>> BEGIN Records shown

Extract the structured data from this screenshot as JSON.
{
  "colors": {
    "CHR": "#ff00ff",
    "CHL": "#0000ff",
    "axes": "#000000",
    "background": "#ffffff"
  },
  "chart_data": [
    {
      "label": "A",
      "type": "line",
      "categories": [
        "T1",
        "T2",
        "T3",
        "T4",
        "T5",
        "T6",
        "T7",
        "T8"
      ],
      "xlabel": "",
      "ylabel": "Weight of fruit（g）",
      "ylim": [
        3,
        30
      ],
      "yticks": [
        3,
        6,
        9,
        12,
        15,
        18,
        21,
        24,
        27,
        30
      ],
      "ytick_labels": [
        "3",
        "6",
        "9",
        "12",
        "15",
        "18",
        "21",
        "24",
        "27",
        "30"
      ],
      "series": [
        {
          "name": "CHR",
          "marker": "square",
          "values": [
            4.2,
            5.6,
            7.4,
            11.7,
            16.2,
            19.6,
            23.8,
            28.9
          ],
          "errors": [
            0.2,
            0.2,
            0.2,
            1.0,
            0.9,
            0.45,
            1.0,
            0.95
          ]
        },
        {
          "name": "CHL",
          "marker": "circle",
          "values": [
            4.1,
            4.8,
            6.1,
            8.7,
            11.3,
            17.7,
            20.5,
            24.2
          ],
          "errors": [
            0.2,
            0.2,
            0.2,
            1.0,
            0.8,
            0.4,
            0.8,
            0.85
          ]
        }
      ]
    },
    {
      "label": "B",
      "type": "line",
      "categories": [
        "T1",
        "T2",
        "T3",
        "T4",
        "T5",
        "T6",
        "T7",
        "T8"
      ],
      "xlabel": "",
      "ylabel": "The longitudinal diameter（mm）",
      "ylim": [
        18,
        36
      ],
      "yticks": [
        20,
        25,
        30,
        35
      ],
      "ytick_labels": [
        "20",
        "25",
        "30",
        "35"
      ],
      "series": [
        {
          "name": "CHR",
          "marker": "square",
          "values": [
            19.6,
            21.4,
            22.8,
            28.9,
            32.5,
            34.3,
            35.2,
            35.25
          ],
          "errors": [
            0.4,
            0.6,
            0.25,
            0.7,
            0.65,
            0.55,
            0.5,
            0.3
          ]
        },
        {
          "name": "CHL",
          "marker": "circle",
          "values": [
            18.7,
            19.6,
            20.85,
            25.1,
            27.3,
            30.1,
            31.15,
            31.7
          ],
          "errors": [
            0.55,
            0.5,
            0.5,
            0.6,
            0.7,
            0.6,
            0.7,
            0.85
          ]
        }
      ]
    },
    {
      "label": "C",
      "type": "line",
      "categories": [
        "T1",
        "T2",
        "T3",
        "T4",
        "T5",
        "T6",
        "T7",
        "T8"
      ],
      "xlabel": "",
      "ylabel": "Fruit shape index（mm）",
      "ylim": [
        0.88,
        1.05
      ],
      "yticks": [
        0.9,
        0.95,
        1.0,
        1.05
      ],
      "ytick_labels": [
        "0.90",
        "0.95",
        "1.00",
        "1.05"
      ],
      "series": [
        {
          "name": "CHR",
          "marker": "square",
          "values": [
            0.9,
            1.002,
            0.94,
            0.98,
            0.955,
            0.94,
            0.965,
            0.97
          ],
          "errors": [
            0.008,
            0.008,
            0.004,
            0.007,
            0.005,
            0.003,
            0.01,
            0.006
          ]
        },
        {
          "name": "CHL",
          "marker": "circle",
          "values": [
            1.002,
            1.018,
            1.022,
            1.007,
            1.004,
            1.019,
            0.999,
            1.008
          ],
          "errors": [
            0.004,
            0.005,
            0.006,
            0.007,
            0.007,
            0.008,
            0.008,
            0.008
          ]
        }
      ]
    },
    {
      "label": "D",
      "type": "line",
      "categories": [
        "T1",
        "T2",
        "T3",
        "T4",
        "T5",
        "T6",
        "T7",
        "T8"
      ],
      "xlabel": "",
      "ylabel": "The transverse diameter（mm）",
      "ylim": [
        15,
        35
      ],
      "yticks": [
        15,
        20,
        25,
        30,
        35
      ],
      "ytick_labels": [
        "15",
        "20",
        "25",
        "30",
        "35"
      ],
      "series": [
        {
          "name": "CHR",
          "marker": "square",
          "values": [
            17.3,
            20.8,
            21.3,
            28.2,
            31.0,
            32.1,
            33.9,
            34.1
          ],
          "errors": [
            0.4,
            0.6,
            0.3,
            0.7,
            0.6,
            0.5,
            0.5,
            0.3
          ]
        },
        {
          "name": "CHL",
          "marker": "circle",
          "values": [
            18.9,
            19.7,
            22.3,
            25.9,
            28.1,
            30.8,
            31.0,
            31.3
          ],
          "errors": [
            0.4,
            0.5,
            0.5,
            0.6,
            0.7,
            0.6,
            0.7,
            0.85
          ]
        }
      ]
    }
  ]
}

>> END Records shown

* Stated exercise
Copy out all of the data exactly, leaving nothing out.

* Answer for this exercise
Extract the structured data from this screenshot as JSON.
{
  "colors": {
    "CHR": "#ff00ff",
    "CHL": "#0000ff",
    "axes": "#000000",
    "background": "#ffffff"
  },
  "chart_data": [
    {
      "label": "A",
      "type": "line",
      "categories": [
        "T1",
        "T2",
        "T3",
        "T4",
        "T5",
        "T6",
        "T7",
        "T8"
      ],
      "xlabel": "",
      "ylabel": "Weight of fruit（g）",
      "ylim": [
        3,
        30
      ],
      "yticks": [
        3,
        6,
        9,
        12,
        15,
        18,
        21,
        24,
        27,
        30
      ],
      "ytick_labels": [
        "3",
        "6",
        "9",
        "12",
        "15",
        "18",
        "21",
        "24",
        "27",
        "30"
      ],
      "series": [
        {
          "name": "CHR",
          "marker": "square",
          "values": [
            4.2,
            5.6,
            7.4,
            11.7,
            16.2,
            19.6,
            23.8,
            28.9
          ],
          "errors": [
            0.2,
            0.2,
            0.2,
            1.0,
            0.9,
            0.45,
            1.0,
            0.95
          ]
        },
        {
          "name": "CHL",
          "marker": "circle",
          "values": [
            4.1,
            4.8,
            6.1,
            8.7,
            11.3,
            17.7,
            20.5,
            24.2
          ],
          "errors": [
            0.2,
            0.2,
            0.2,
            1.0,
            0.8,
            0.4,
            0.8,
            0.85
          ]
        }
      ]
    },
    {
      "label": "B",
      "type": "line",
      "categories": [
        "T1",
        "T2",
        "T3",
        "T4",
        "T5",
        "T6",
        "T7",
        "T8"
      ],
      "xlabel": "",
      "ylabel": "The longitudinal diameter（mm）",
      "ylim": [
        18,
        36
      ],
      "yticks": [
        20,
        25,
        30,
        35
      ],
      "ytick_labels": [
        "20",
        "25",
        "30",
        "35"
      ],
      "series": [
        {
          "name": "CHR",
          "marker": "square",
          "values": [
            19.6,
            21.4,
            22.8,
            28.9,
            32.5,
            34.3,
            35.2,
            35.25
          ],
          "errors": [
            0.4,
            0.6,
            0.25,
            0.7,
            0.65,
            0.55,
            0.5,
            0.3
          ]
        },
        {
          "name": "CHL",
          "marker": "circle",
          "values": [
            18.7,
            19.6,
            20.85,
            25.1,
            27.3,
            30.1,
            31.15,
            31.7
          ],
          "errors": [
            0.55,
            0.5,
            0.5,
            0.6,
            0.7,
            0.6,
            0.7,
            0.85
          ]
        }
      ]
    },
    {
      "label": "C",
      "type": "line",
      "categories": [
        "T1",
        "T2",
        "T3",
        "T4",
        "T5",
        "T6",
        "T7",
        "T8"
      ],
      "xlabel": "",
      "ylabel": "Fruit shape index（mm）",
      "ylim": [
        0.88,
        1.05
      ],
      "yticks": [
        0.9,
        0.95,
        1.0,
        1.05
      ],
      "ytick_labels": [
        "0.90",
        "0.95",
        "1.00",
        "1.05"
      ],
      "series": [
        {
          "name": "CHR",
          "marker": "square",
          "values": [
            0.9,
            1.002,
            0.94,
            0.98,
            0.955,
            0.94,
            0.965,
            0.97
          ],
          "errors": [
            0.008,
            0.008,
            0.004,
            0.007,
            0.005,
            0.003,
            0.01,
            0.006
          ]
        },
        {
          "name": "CHL",
          "marker": "circle",
          "values": [
            1.002,
            1.018,
            1.022,
            1.007,
            1.004,
            1.019,
            0.999,
            1.008
          ],
          "errors": [
            0.004,
            0.005,
            0.006,
            0.007,
            0.007,
            0.008,
            0.008,
            0.008
          ]
        }
      ]
    },
    {
      "label": "D",
      "type": "line",
      "categories": [
        "T1",
        "T2",
        "T3",
        "T4",
        "T5",
        "T6",
        "T7",
        "T8"
      ],
      "xlabel": "",
      "ylabel": "The transverse diameter（mm）",
      "ylim": [
        15,
        35
      ],
      "yticks": [
        15,
        20,
        25,
        30,
        35
      ],
      "ytick_labels": [
        "15",
        "20",
        "25",
        "30",
        "35"
      ],
      "series": [
        {
          "name": "CHR",
          "marker": "square",
          "values": [
            17.3,
            20.8,
            21.3,
            28.2,
            31.0,
            32.1,
            33.9,
            34.1
          ],
          "errors": [
            0.4,
            0.6,
            0.3,
            0.7,
            0.6,
            0.5,
            0.5,
            0.3
          ]
        },
        {
          "name": "CHL",
          "marker": "circle",
          "values": [
            18.9,
            19.7,
            22.3,
            25.9,
            28.1,
            30.8,
            31.0,
            31.3
          ],
          "errors": [
            0.4,
            0.5,
            0.5,
            0.6,
            0.7,
            0.6,
            0.7,
            0.85
          ]
        }
      ]
    }
  ]
}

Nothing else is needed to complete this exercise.